* start Data excerpts *
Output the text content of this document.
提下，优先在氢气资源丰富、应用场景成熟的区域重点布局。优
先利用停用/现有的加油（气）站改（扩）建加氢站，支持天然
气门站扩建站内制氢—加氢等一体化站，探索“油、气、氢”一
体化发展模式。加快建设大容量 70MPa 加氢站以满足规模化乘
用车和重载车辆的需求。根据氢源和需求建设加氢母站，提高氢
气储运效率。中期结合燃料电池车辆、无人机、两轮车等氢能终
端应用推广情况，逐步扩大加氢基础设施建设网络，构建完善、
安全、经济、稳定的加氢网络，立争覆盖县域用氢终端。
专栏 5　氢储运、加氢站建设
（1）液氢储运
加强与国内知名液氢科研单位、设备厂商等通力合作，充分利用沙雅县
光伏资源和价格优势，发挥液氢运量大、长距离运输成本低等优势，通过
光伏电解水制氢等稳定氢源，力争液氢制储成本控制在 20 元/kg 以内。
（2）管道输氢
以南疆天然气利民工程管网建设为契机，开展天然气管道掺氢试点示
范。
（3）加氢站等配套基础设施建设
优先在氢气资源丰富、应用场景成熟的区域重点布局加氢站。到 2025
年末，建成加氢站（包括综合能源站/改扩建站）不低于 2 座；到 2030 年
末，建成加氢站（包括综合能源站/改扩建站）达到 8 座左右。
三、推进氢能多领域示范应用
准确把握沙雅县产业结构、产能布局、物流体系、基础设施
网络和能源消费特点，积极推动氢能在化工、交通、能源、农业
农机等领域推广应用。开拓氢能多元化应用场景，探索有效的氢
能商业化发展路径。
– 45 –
* end Data excerpts *
→ **Problem**: Could you reproduce every record above exactly as it appears?

→ **Task solution**:
Output the text content of this document.
提下，优先在氢气资源丰富、应用场景成熟的区域重点布局。优
先利用停用/现有的加油（气）站改（扩）建加氢站，支持天然
气门站扩建站内制氢—加氢等一体化站，探索“油、气、氢”一
体化发展模式。加快建设大容量 70MPa 加氢站以满足规模化乘
用车和重载车辆的需求。根据氢源和需求建设加氢母站，提高氢
气储运效率。中期结合燃料电池车辆、无人机、两轮车等氢能终
端应用推广情况，逐步扩大加氢基础设施建设网络，构建完善、
安全、经济、稳定的加氢网络，立争覆盖县域用氢终端。
专栏 5　氢储运、加氢站建设
（1）液氢储运
加强与国内知名液氢科研单位、设备厂商等通力合作，充分利用沙雅县
光伏资源和价格优势，发挥液氢运量大、长距离运输成本低等优势，通过
光伏电解水制氢等稳定氢源，力争液氢制储成本控制在 20 元/kg 以内。
（2）管道输氢
以南疆天然气利民工程管网建设为契机，开展天然气管道掺氢试点示
范。
（3）加氢站等配套基础设施建设
优先在氢气资源丰富、应用场景成熟的区域重点布局加氢站。到 2025
年末，建成加氢站（包括综合能源站/改扩建站）不低于 2 座；到 2030 年
末，建成加氢站（包括综合能源站/改扩建站）达到 8 座左右。
三、推进氢能多领域示范应用
准确把握沙雅县产业结构、产能布局、物流体系、基础设施
网络和能源消费特点，积极推动氢能在化工、交通、能源、农业
农机等领域推广应用。开拓氢能多元化应用场景，探索有效的氢
能商业化发展路径。
– 45 –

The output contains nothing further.